■ **What the task asks**
Give the number of lines in the data that hold the string "enim". Nothing else is needed.

■ **The data**
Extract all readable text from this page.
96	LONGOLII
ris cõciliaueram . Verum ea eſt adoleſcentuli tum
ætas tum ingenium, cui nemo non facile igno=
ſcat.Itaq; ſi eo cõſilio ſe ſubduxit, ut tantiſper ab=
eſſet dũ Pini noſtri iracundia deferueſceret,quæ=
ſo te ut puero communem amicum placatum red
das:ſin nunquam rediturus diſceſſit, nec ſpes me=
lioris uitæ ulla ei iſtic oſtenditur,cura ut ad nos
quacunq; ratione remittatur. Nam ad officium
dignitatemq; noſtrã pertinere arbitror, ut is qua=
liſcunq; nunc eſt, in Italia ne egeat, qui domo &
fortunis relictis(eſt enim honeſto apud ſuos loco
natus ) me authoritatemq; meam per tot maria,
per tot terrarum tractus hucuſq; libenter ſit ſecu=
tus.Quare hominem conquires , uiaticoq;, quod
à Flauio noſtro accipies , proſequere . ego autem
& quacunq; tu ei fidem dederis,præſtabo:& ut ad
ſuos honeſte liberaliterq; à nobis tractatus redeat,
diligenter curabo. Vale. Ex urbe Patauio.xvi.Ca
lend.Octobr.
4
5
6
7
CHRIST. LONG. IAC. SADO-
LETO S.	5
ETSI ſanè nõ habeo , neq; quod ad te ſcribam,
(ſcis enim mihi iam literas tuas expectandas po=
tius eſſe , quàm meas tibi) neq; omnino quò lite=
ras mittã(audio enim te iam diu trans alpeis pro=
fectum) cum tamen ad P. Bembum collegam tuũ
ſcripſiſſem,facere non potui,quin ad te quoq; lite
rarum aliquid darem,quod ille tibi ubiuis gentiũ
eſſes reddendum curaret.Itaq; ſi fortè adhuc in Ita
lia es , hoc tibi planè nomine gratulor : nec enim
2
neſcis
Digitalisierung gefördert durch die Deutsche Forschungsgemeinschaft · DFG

■ **Worked answer**
4